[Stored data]

——

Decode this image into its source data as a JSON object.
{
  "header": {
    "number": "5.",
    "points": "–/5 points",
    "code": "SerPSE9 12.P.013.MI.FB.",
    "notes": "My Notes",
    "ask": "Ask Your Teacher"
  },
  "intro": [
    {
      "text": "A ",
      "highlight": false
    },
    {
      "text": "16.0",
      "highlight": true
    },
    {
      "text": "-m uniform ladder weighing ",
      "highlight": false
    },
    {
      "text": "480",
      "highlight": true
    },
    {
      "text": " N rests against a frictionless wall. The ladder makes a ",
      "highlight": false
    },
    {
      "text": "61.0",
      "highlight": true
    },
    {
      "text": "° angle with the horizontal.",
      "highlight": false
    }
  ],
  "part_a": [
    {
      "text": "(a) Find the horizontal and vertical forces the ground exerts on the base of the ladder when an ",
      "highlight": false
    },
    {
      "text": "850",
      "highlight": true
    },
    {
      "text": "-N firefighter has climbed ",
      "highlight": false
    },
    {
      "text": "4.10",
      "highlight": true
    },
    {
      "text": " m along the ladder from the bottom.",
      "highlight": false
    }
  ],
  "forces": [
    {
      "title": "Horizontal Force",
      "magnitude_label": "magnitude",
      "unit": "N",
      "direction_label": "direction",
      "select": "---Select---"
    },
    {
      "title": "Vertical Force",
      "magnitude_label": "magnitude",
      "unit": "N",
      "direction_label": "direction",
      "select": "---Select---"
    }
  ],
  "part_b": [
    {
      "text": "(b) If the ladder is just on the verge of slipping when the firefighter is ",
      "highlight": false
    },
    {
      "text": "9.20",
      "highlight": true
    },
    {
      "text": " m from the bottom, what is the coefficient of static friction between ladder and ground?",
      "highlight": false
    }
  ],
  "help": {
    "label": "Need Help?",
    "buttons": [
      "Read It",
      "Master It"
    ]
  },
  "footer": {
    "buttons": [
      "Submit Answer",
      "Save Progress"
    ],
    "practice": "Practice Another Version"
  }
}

——

REQUIREMENTS:
From the records above, extract every entry verbatim.

WRITTEN RESPONSE:
Decode this image into its source data as a JSON object.
{
  "header": {
    "number": "5.",
    "points": "–/5 points",
    "code": "SerPSE9 12.P.013.MI.FB.",
    "notes": "My Notes",
    "ask": "Ask Your Teacher"
  },
  "intro": [
    {
      "text": "A ",
      "highlight": false
    },
    {
      "text": "16.0",
      "highlight": true
    },
    {
      "text": "-m uniform ladder weighing ",
      "highlight": false
    },
    {
      "text": "480",
      "highlight": true
    },
    {
      "text": " N rests against a frictionless wall. The ladder makes a ",
      "highlight": false
    },
    {
      "text": "61.0",
      "highlight": true
    },
    {
      "text": "° angle with the horizontal.",
      "highlight": false
    }
  ],
  "part_a": [
    {
      "text": "(a) Find the horizontal and vertical forces the ground exerts on the base of the ladder when an ",
      "highlight": false
    },
    {
      "text": "850",
      "highlight": true
    },
    {
      "text": "-N firefighter has climbed ",
      "highlight": false
    },
    {
      "text": "4.10",
      "highlight": true
    },
    {
      "text": " m along the ladder from the bottom.",
      "highlight": false
    }
  ],
  "forces": [
    {
      "title": "Horizontal Force",
      "magnitude_label": "magnitude",
      "unit": "N",
      "direction_label": "direction",
      "select": "---Select---"
    },
    {
      "title": "Vertical Force",
      "magnitude_label": "magnitude",
      "unit": "N",
      "direction_label": "direction",
      "select": "---Select---"
    }
  ],
  "part_b": [
    {
      "text": "(b) If the ladder is just on the verge of slipping when the firefighter is ",
      "highlight": false
    },
    {
      "text": "9.20",
      "highlight": true
    },
    {
      "text": " m from the bottom, what is the coefficient of static friction between ladder and ground?",
      "highlight": false
    }
  ],
  "help": {
    "label": "Need Help?",
    "buttons": [
      "Read It",
      "Master It"
    ]
  },
  "footer": {
    "buttons": [
      "Submit Answer",
      "Save Progress"
    ],
    "practice": "Practice Another Version"
  }
}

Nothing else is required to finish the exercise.